EXERCISE GOAL
The entries below should be quoted exactly, with no pictures carried over.

Rows from a dataset

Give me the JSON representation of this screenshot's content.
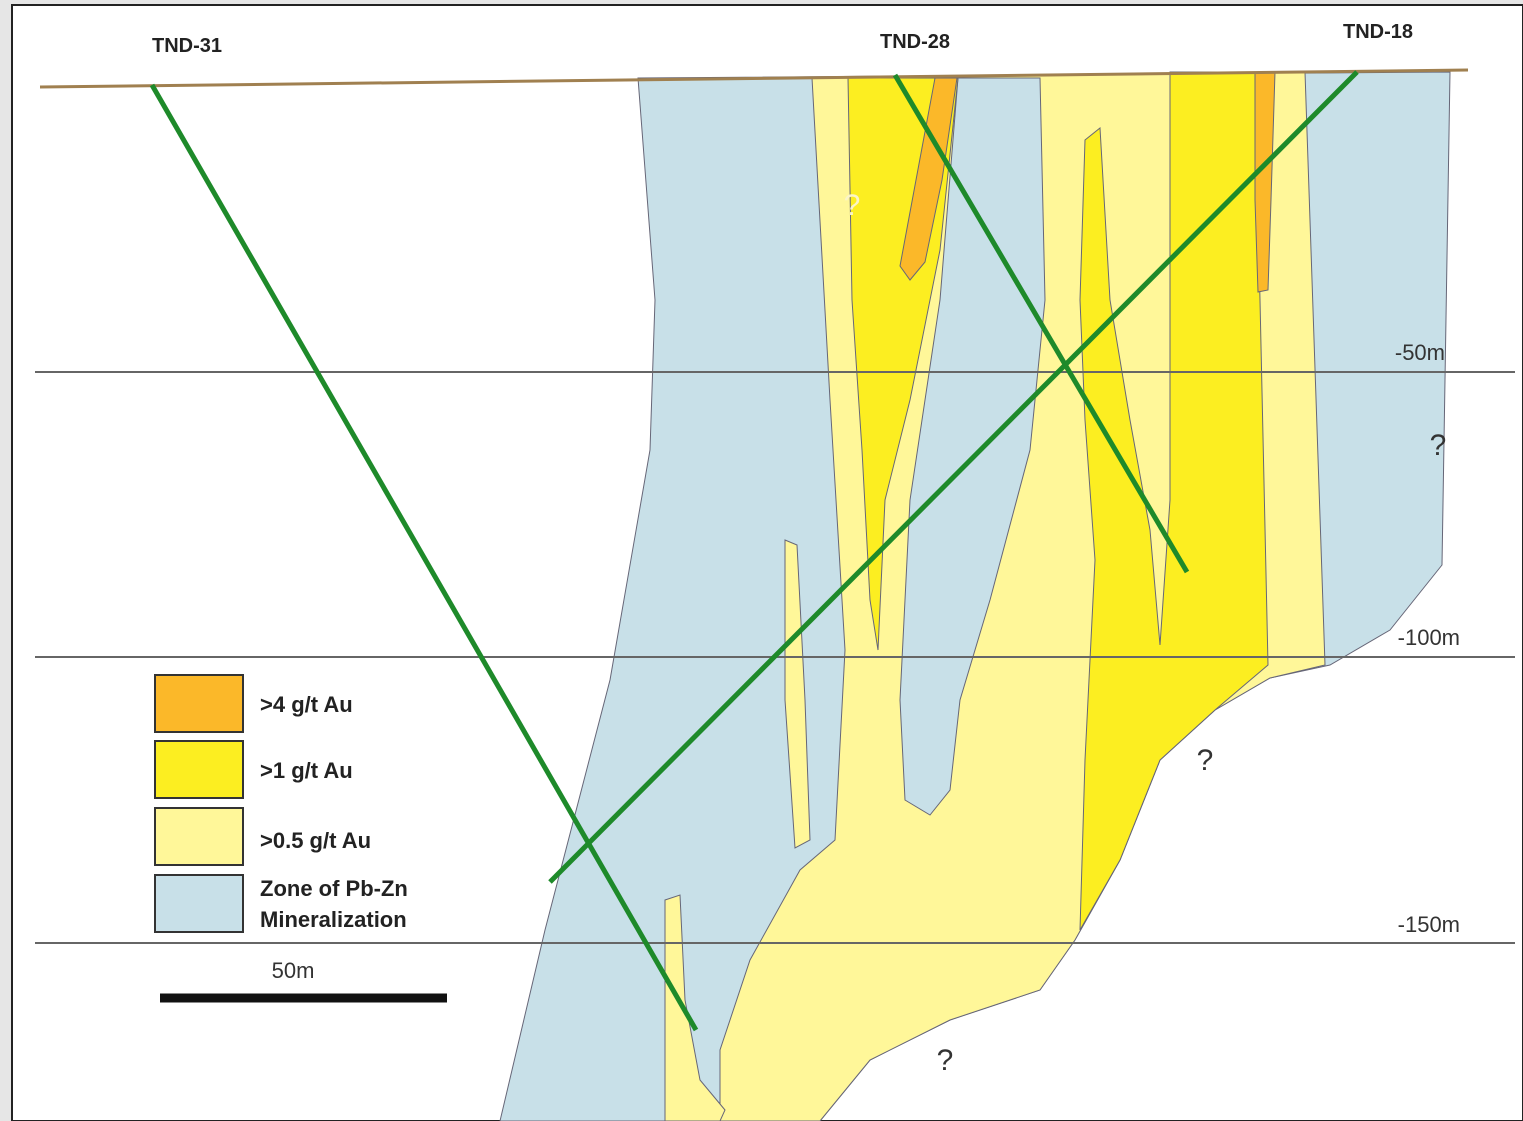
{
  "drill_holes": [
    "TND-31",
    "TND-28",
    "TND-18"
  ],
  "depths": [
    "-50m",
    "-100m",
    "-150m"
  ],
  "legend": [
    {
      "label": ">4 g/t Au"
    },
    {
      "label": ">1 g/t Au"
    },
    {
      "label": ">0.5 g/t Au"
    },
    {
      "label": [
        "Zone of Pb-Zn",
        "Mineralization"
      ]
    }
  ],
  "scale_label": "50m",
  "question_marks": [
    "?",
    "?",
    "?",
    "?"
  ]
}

FINAL RESULT
Give me the JSON representation of this screenshot's content.
{
  "drill_holes": [
    "TND-31",
    "TND-28",
    "TND-18"
  ],
  "depths": [
    "-50m",
    "-100m",
    "-150m"
  ],
  "legend": [
    {
      "label": ">4 g/t Au"
    },
    {
      "label": ">1 g/t Au"
    },
    {
      "label": ">0.5 g/t Au"
    },
    {
      "label": [
        "Zone of Pb-Zn",
        "Mineralization"
      ]
    }
  ],
  "scale_label": "50m",
  "question_marks": [
    "?",
    "?",
    "?",
    "?"
  ]
}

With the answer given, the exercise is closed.